# START OF INFORMATION SHOWN

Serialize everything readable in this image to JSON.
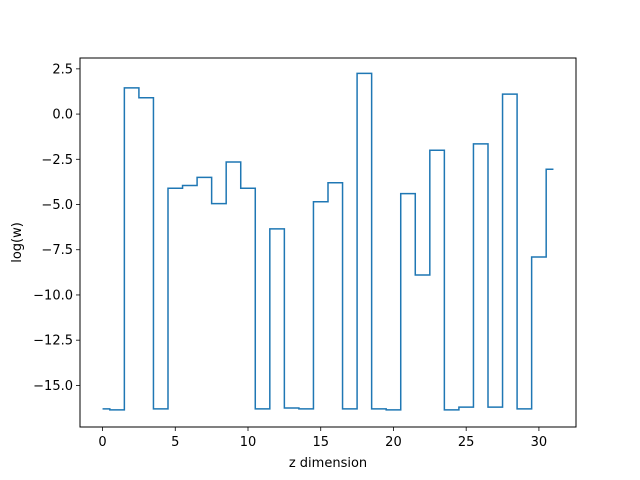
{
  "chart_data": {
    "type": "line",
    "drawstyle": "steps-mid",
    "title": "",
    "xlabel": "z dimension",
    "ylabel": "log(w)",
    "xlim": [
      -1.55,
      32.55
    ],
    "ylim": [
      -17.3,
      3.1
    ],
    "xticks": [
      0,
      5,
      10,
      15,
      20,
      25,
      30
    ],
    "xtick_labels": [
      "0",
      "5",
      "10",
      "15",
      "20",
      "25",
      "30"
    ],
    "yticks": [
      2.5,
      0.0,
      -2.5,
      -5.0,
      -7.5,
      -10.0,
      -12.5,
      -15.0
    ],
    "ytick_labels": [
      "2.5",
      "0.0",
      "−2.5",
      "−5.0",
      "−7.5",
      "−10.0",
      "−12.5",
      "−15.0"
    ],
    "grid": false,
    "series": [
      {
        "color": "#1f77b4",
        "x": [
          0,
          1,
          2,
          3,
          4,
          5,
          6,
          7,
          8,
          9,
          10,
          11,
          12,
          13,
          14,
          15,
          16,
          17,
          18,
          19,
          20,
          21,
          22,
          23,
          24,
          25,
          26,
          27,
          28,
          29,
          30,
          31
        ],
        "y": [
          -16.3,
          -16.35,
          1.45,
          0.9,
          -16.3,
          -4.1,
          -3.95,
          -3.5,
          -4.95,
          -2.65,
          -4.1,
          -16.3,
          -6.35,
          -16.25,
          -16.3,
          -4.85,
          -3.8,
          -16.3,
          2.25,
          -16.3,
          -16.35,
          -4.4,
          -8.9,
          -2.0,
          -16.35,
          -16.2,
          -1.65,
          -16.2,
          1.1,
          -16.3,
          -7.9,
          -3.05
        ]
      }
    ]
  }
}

# END OF INFORMATION SHOWN

Repeat the records above exactly, omitting every picture.

Serialize everything readable in this image to JSON.
{
  "chart_data": {
    "type": "line",
    "drawstyle": "steps-mid",
    "title": "",
    "xlabel": "z dimension",
    "ylabel": "log(w)",
    "xlim": [
      -1.55,
      32.55
    ],
    "ylim": [
      -17.3,
      3.1
    ],
    "xticks": [
      0,
      5,
      10,
      15,
      20,
      25,
      30
    ],
    "xtick_labels": [
      "0",
      "5",
      "10",
      "15",
      "20",
      "25",
      "30"
    ],
    "yticks": [
      2.5,
      0.0,
      -2.5,
      -5.0,
      -7.5,
      -10.0,
      -12.5,
      -15.0
    ],
    "ytick_labels": [
      "2.5",
      "0.0",
      "−2.5",
      "−5.0",
      "−7.5",
      "−10.0",
      "−12.5",
      "−15.0"
    ],
    "grid": false,
    "series": [
      {
        "color": "#1f77b4",
        "x": [
          0,
          1,
          2,
          3,
          4,
          5,
          6,
          7,
          8,
          9,
          10,
          11,
          12,
          13,
          14,
          15,
          16,
          17,
          18,
          19,
          20,
          21,
          22,
          23,
          24,
          25,
          26,
          27,
          28,
          29,
          30,
          31
        ],
        "y": [
          -16.3,
          -16.35,
          1.45,
          0.9,
          -16.3,
          -4.1,
          -3.95,
          -3.5,
          -4.95,
          -2.65,
          -4.1,
          -16.3,
          -6.35,
          -16.25,
          -16.3,
          -4.85,
          -3.8,
          -16.3,
          2.25,
          -16.3,
          -16.35,
          -4.4,
          -8.9,
          -2.0,
          -16.35,
          -16.2,
          -1.65,
          -16.2,
          1.1,
          -16.3,
          -7.9,
          -3.05
        ]
      }
    ]
  }
}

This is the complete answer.